## Exercise description
Each line of the material below that holds the word "Gabrielle" needs to be copied.

Start of Extracted material

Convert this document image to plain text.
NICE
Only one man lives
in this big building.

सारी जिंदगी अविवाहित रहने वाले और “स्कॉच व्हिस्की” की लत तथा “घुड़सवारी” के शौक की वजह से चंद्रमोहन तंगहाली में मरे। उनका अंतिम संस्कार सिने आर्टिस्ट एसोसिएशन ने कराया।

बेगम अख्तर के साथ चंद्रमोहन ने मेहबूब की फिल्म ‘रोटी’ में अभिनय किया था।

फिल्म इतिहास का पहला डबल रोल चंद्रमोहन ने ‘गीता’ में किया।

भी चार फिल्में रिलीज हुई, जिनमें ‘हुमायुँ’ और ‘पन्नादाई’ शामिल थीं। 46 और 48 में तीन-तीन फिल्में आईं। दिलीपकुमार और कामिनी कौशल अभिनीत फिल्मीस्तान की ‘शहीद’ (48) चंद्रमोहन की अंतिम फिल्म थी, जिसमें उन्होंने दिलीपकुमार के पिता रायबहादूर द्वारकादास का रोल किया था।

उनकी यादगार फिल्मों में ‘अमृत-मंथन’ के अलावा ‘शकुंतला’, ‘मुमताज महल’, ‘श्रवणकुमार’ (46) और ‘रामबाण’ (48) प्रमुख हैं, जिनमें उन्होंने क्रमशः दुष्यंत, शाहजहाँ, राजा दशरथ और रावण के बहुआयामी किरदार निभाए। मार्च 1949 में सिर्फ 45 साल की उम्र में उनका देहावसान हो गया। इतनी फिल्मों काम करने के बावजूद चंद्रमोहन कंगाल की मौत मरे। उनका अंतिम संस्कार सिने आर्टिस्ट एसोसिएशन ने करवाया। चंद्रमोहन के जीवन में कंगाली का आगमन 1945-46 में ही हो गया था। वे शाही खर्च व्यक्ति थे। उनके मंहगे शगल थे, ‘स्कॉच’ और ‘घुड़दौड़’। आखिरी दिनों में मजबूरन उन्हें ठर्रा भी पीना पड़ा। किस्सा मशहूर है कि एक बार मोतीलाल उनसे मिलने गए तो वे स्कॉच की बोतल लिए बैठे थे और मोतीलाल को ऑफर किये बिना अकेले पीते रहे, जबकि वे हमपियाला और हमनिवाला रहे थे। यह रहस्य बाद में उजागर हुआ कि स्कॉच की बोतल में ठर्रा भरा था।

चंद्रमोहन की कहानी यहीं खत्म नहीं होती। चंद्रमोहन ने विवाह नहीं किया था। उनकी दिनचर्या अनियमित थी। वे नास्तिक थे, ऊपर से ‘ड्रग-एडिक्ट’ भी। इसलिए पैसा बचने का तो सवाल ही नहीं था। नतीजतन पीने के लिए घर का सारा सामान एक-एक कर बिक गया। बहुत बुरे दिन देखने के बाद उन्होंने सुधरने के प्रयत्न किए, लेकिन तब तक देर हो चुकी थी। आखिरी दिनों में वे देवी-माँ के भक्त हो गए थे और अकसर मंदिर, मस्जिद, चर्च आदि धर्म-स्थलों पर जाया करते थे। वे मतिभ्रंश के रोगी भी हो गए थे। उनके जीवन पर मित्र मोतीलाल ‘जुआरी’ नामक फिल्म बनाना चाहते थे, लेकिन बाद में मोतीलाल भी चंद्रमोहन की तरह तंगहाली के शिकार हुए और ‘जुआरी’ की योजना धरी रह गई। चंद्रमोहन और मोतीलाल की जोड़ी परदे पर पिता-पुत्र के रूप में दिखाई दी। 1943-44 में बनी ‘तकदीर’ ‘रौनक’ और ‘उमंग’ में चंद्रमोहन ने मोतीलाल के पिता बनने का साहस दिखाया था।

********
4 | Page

End of Extracted material
Start of Extracted material

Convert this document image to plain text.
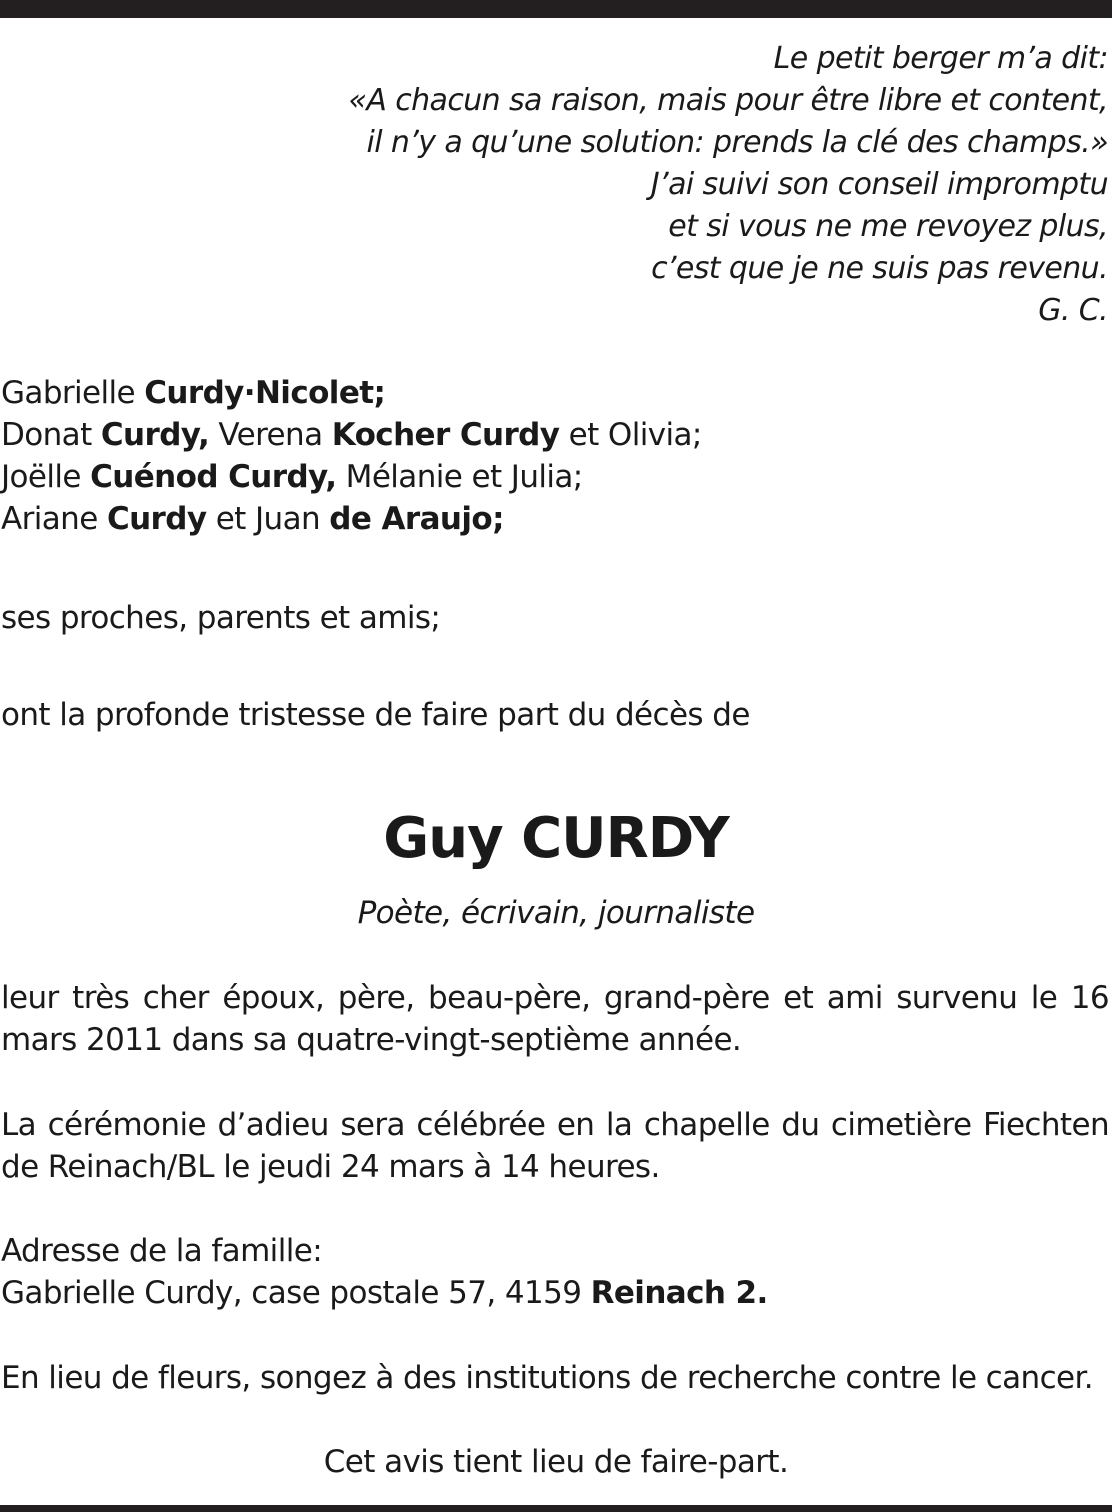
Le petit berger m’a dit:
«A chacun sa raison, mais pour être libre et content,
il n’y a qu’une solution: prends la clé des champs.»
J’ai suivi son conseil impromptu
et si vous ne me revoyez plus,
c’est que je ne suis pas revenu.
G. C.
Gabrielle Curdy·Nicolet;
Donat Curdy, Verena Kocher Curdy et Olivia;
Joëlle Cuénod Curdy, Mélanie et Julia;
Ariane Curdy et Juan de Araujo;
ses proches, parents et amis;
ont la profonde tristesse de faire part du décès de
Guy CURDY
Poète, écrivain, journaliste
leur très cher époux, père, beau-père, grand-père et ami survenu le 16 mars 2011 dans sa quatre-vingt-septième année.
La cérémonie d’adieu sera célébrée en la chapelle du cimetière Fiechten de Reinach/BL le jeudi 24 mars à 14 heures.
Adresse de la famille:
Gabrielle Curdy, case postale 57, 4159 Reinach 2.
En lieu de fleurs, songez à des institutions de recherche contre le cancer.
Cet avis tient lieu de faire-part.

End of Extracted material
Start of Extracted material

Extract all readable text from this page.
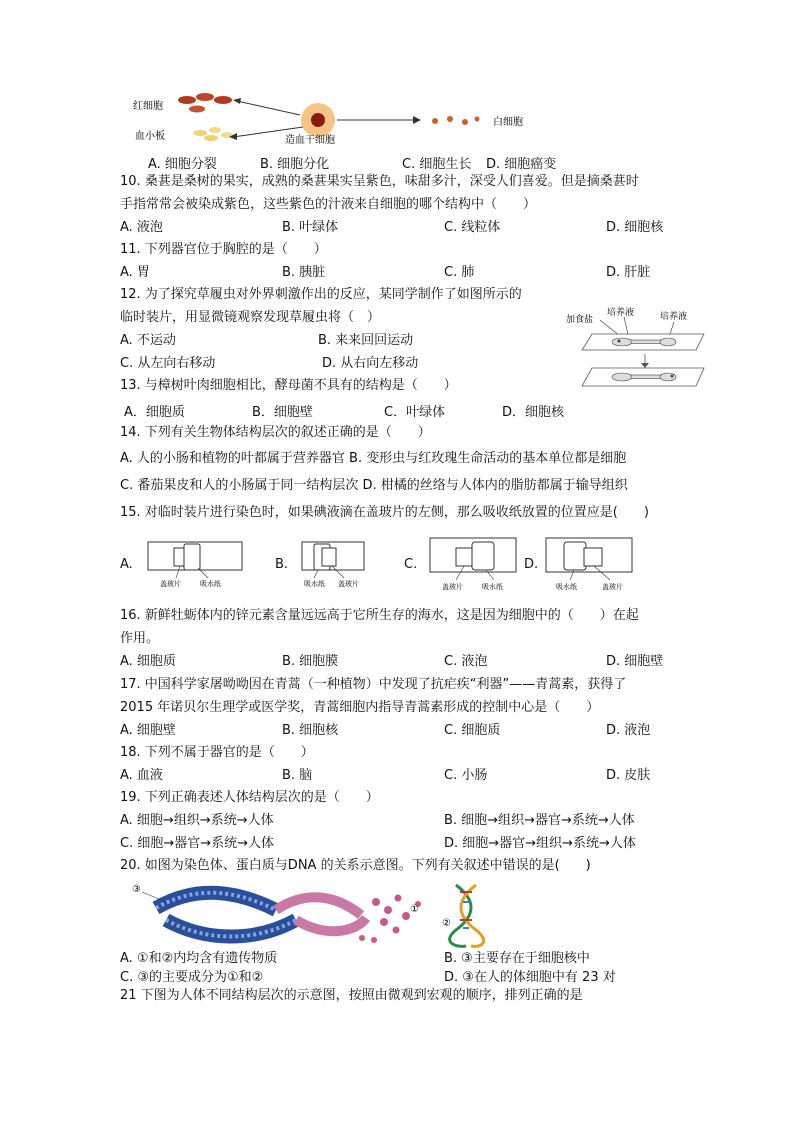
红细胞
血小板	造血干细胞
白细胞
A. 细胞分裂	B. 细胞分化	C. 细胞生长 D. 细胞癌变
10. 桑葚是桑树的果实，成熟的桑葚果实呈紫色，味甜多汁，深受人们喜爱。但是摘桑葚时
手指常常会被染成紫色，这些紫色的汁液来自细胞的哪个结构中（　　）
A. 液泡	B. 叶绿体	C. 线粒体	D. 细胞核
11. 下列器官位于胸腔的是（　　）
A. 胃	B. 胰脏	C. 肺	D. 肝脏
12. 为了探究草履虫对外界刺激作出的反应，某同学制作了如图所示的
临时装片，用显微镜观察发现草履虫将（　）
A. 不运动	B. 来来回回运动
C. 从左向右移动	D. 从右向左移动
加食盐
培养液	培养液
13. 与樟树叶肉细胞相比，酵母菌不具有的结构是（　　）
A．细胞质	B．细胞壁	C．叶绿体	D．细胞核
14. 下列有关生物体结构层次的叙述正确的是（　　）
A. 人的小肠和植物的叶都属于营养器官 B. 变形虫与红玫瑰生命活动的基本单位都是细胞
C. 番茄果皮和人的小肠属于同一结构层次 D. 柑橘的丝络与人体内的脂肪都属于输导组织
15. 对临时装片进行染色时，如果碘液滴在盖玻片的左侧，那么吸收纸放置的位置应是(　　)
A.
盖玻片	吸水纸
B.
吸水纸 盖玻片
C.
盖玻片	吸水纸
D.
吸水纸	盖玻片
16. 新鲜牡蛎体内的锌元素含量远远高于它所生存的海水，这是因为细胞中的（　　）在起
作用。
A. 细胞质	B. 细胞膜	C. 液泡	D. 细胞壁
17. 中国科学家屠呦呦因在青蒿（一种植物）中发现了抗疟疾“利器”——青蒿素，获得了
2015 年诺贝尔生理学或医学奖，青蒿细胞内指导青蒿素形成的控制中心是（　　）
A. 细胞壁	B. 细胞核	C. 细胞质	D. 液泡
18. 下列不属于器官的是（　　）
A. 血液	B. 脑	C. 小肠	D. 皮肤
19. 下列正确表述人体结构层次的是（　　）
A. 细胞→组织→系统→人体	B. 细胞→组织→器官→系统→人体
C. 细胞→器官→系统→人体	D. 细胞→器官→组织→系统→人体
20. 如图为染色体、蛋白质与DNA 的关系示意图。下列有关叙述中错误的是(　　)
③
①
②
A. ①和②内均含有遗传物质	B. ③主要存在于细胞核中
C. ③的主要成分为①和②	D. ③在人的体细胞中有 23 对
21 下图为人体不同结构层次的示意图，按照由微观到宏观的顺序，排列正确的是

End of Extracted material

## Solution to this task
Gabrielle Curdy·Nicolet;
Gabrielle Curdy, case postale 57, 4159 Reinach 2.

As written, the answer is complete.